# Given information
:::::
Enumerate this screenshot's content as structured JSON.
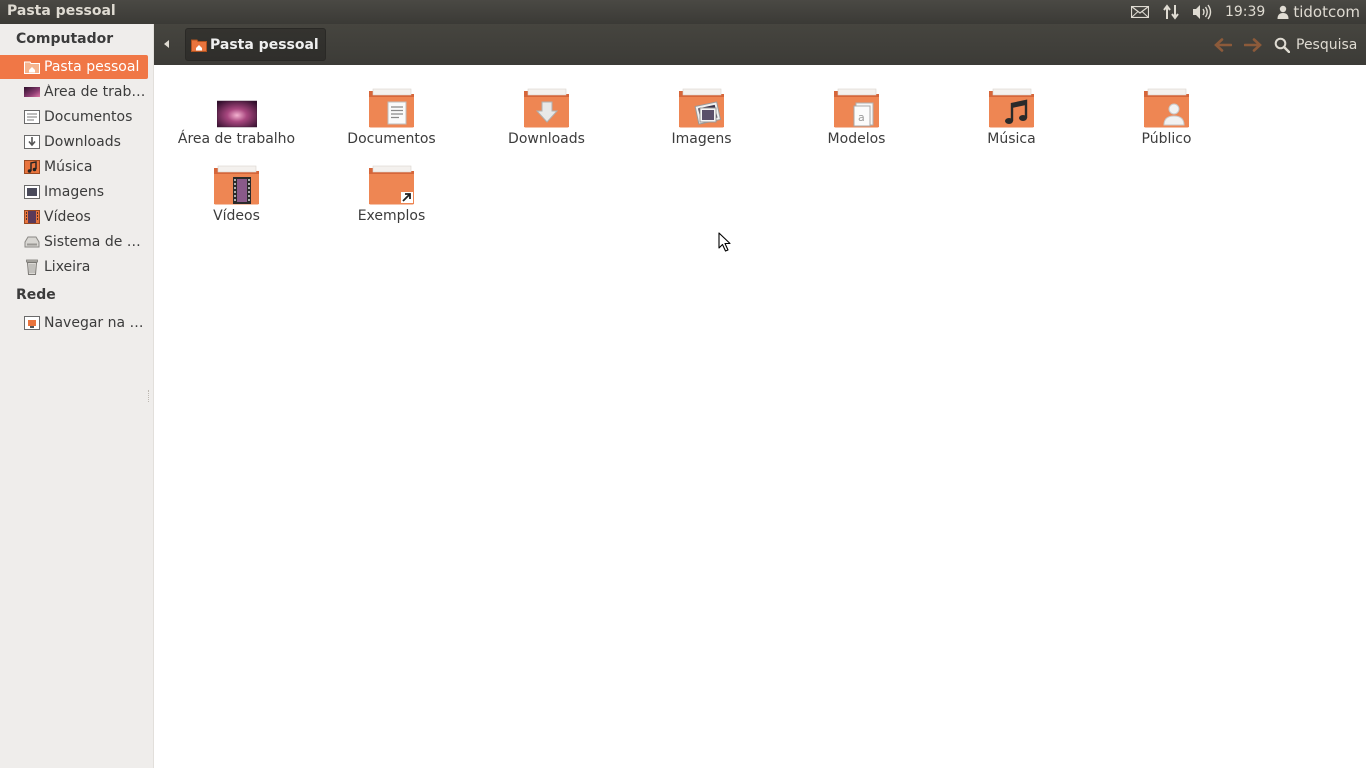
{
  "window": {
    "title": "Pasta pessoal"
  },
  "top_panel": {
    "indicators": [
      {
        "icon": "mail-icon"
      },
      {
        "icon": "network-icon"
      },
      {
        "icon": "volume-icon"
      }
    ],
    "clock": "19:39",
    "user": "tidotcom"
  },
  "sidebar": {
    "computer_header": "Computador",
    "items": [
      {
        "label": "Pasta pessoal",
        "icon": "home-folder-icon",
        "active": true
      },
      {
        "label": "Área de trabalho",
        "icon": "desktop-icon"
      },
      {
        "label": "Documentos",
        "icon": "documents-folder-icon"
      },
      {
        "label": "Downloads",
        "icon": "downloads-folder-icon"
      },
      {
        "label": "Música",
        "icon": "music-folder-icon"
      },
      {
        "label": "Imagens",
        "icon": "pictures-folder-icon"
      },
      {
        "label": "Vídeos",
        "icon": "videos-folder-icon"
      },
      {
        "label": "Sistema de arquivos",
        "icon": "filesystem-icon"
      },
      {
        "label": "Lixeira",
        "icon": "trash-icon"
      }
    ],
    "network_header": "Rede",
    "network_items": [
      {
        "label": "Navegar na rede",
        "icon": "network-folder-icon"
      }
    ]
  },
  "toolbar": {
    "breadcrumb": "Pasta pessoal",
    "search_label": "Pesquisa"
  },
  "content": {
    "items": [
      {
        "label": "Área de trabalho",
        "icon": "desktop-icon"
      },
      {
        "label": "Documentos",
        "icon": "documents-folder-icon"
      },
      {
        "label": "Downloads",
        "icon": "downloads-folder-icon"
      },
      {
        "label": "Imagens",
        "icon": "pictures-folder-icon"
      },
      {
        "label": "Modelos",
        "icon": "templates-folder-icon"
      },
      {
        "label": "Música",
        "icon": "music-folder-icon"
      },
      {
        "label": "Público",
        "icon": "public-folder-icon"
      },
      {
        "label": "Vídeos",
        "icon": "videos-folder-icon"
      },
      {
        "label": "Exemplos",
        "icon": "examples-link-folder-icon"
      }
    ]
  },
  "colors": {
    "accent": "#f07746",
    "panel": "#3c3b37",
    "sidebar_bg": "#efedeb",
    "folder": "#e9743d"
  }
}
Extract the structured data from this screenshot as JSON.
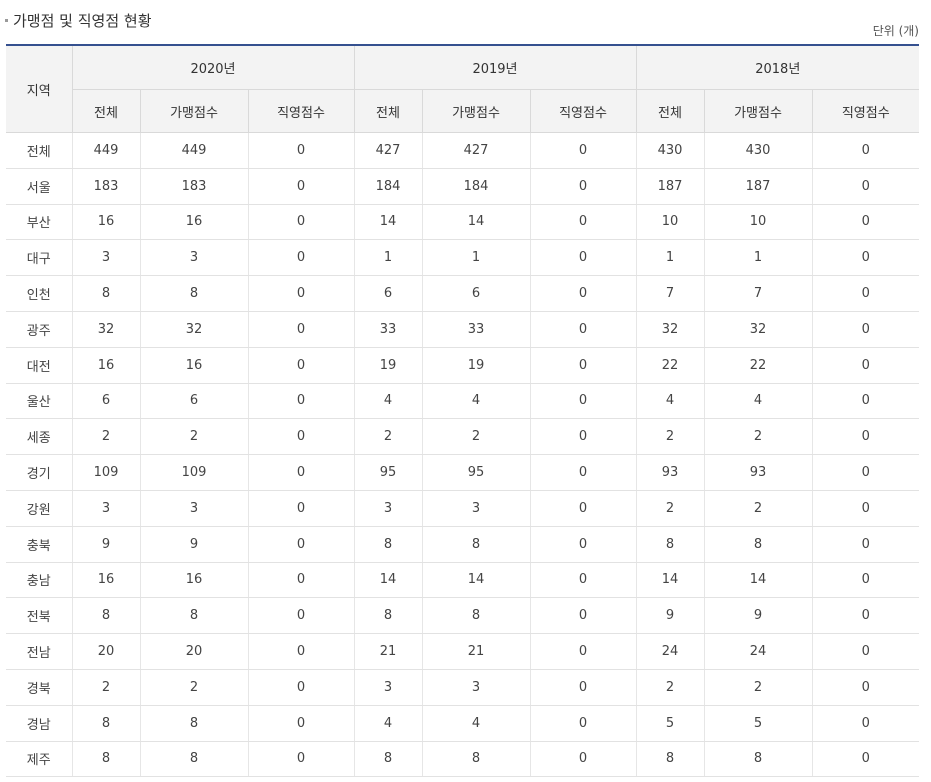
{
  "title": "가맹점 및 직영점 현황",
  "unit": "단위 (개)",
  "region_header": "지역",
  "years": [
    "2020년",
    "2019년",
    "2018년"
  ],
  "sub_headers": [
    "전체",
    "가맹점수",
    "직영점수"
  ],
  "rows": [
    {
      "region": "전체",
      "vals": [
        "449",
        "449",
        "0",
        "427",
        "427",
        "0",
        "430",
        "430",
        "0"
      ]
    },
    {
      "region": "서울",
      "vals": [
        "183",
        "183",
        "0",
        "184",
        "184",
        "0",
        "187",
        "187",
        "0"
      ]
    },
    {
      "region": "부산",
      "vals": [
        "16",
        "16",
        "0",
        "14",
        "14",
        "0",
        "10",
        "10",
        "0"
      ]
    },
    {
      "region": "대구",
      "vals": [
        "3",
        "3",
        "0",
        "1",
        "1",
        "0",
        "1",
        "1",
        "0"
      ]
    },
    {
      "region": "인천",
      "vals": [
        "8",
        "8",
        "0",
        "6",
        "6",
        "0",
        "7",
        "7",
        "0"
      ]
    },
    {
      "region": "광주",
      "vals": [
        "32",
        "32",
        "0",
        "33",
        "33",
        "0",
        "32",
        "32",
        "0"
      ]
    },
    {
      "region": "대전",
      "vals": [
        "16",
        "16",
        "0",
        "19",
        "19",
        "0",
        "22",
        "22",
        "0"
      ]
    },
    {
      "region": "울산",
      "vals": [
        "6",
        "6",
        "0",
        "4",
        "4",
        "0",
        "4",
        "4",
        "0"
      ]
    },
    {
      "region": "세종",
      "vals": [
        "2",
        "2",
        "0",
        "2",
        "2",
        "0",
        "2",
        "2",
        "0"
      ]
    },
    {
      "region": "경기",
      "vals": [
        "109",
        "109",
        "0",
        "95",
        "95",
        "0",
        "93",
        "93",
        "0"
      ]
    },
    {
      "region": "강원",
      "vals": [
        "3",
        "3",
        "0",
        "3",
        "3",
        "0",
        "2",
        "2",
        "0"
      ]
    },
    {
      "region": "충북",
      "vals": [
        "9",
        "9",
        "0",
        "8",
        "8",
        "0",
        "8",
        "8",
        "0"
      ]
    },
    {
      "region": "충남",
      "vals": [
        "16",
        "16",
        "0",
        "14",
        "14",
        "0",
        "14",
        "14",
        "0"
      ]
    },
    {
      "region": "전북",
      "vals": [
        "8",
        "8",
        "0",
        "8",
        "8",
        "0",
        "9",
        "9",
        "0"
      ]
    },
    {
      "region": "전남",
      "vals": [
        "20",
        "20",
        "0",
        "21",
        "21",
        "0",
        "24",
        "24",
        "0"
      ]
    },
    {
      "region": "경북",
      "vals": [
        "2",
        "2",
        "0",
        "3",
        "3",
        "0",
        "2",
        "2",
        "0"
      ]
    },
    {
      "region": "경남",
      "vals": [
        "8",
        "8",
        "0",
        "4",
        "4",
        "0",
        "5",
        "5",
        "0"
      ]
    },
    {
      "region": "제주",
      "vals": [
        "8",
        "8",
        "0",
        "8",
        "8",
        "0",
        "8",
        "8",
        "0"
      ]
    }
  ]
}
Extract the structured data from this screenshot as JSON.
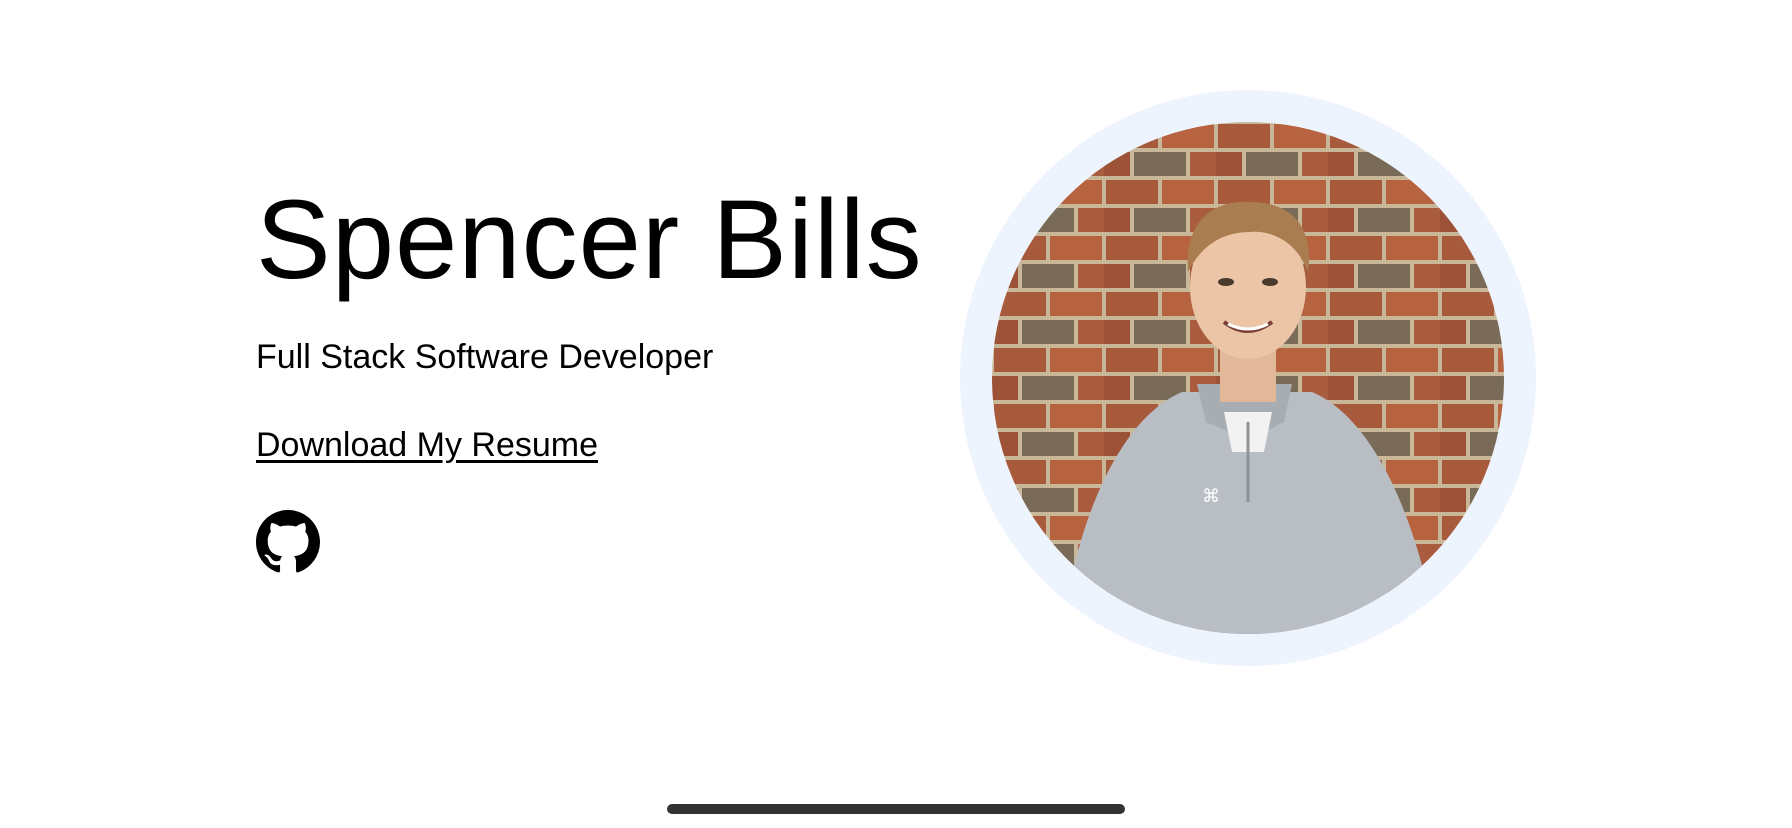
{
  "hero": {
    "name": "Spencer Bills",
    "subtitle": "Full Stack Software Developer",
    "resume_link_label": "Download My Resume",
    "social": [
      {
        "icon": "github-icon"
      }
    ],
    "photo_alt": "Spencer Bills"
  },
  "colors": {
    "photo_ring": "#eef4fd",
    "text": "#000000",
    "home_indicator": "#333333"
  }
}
:::::
# Task directions
From the data above, write out everything exactly except the pictures.

# Task solution
Enumerate this screenshot's content as structured JSON.
{
  "window": {
    "title": "Pasta pessoal"
  },
  "top_panel": {
    "indicators": [
      {
        "icon": "mail-icon"
      },
      {
        "icon": "network-icon"
      },
      {
        "icon": "volume-icon"
      }
    ],
    "clock": "19:39",
    "user": "tidotcom"
  },
  "sidebar": {
    "computer_header": "Computador",
    "items": [
      {
        "label": "Pasta pessoal",
        "icon": "home-folder-icon",
        "active": true
      },
      {
        "label": "Área de trabalho",
        "icon": "desktop-icon"
      },
      {
        "label": "Documentos",
        "icon": "documents-folder-icon"
      },
      {
        "label": "Downloads",
        "icon": "downloads-folder-icon"
      },
      {
        "label": "Música",
        "icon": "music-folder-icon"
      },
      {
        "label": "Imagens",
        "icon": "pictures-folder-icon"
      },
      {
        "label": "Vídeos",
        "icon": "videos-folder-icon"
      },
      {
        "label": "Sistema de arquivos",
        "icon": "filesystem-icon"
      },
      {
        "label": "Lixeira",
        "icon": "trash-icon"
      }
    ],
    "network_header": "Rede",
    "network_items": [
      {
        "label": "Navegar na rede",
        "icon": "network-folder-icon"
      }
    ]
  },
  "toolbar": {
    "breadcrumb": "Pasta pessoal",
    "search_label": "Pesquisa"
  },
  "content": {
    "items": [
      {
        "label": "Área de trabalho",
        "icon": "desktop-icon"
      },
      {
        "label": "Documentos",
        "icon": "documents-folder-icon"
      },
      {
        "label": "Downloads",
        "icon": "downloads-folder-icon"
      },
      {
        "label": "Imagens",
        "icon": "pictures-folder-icon"
      },
      {
        "label": "Modelos",
        "icon": "templates-folder-icon"
      },
      {
        "label": "Música",
        "icon": "music-folder-icon"
      },
      {
        "label": "Público",
        "icon": "public-folder-icon"
      },
      {
        "label": "Vídeos",
        "icon": "videos-folder-icon"
      },
      {
        "label": "Exemplos",
        "icon": "examples-link-folder-icon"
      }
    ]
  },
  "colors": {
    "accent": "#f07746",
    "panel": "#3c3b37",
    "sidebar_bg": "#efedeb",
    "folder": "#e9743d"
  }
}
Extract the structured data from this screenshot as JSON.
{
  "title": "가맹점 및 직영점 현황",
  "unit": "단위 (개)",
  "region_header": "지역",
  "years": [
    "2020년",
    "2019년",
    "2018년"
  ],
  "sub_headers": [
    "전체",
    "가맹점수",
    "직영점수"
  ],
  "rows": [
    {
      "region": "전체",
      "vals": [
        "449",
        "449",
        "0",
        "427",
        "427",
        "0",
        "430",
        "430",
        "0"
      ]
    },
    {
      "region": "서울",
      "vals": [
        "183",
        "183",
        "0",
        "184",
        "184",
        "0",
        "187",
        "187",
        "0"
      ]
    },
    {
      "region": "부산",
      "vals": [
        "16",
        "16",
        "0",
        "14",
        "14",
        "0",
        "10",
        "10",
        "0"
      ]
    },
    {
      "region": "대구",
      "vals": [
        "3",
        "3",
        "0",
        "1",
        "1",
        "0",
        "1",
        "1",
        "0"
      ]
    },
    {
      "region": "인천",
      "vals": [
        "8",
        "8",
        "0",
        "6",
        "6",
        "0",
        "7",
        "7",
        "0"
      ]
    },
    {
      "region": "광주",
      "vals": [
        "32",
        "32",
        "0",
        "33",
        "33",
        "0",
        "32",
        "32",
        "0"
      ]
    },
    {
      "region": "대전",
      "vals": [
        "16",
        "16",
        "0",
        "19",
        "19",
        "0",
        "22",
        "22",
        "0"
      ]
    },
    {
      "region": "울산",
      "vals": [
        "6",
        "6",
        "0",
        "4",
        "4",
        "0",
        "4",
        "4",
        "0"
      ]
    },
    {
      "region": "세종",
      "vals": [
        "2",
        "2",
        "0",
        "2",
        "2",
        "0",
        "2",
        "2",
        "0"
      ]
    },
    {
      "region": "경기",
      "vals": [
        "109",
        "109",
        "0",
        "95",
        "95",
        "0",
        "93",
        "93",
        "0"
      ]
    },
    {
      "region": "강원",
      "vals": [
        "3",
        "3",
        "0",
        "3",
        "3",
        "0",
        "2",
        "2",
        "0"
      ]
    },
    {
      "region": "충북",
      "vals": [
        "9",
        "9",
        "0",
        "8",
        "8",
        "0",
        "8",
        "8",
        "0"
      ]
    },
    {
      "region": "충남",
      "vals": [
        "16",
        "16",
        "0",
        "14",
        "14",
        "0",
        "14",
        "14",
        "0"
      ]
    },
    {
      "region": "전북",
      "vals": [
        "8",
        "8",
        "0",
        "8",
        "8",
        "0",
        "9",
        "9",
        "0"
      ]
    },
    {
      "region": "전남",
      "vals": [
        "20",
        "20",
        "0",
        "21",
        "21",
        "0",
        "24",
        "24",
        "0"
      ]
    },
    {
      "region": "경북",
      "vals": [
        "2",
        "2",
        "0",
        "3",
        "3",
        "0",
        "2",
        "2",
        "0"
      ]
    },
    {
      "region": "경남",
      "vals": [
        "8",
        "8",
        "0",
        "4",
        "4",
        "0",
        "5",
        "5",
        "0"
      ]
    },
    {
      "region": "제주",
      "vals": [
        "8",
        "8",
        "0",
        "8",
        "8",
        "0",
        "8",
        "8",
        "0"
      ]
    }
  ]
}
Extract the structured data from this screenshot as JSON.
{
  "hero": {
    "name": "Spencer Bills",
    "subtitle": "Full Stack Software Developer",
    "resume_link_label": "Download My Resume",
    "social": [
      {
        "icon": "github-icon"
      }
    ],
    "photo_alt": "Spencer Bills"
  },
  "colors": {
    "photo_ring": "#eef4fd",
    "text": "#000000",
    "home_indicator": "#333333"
  }
}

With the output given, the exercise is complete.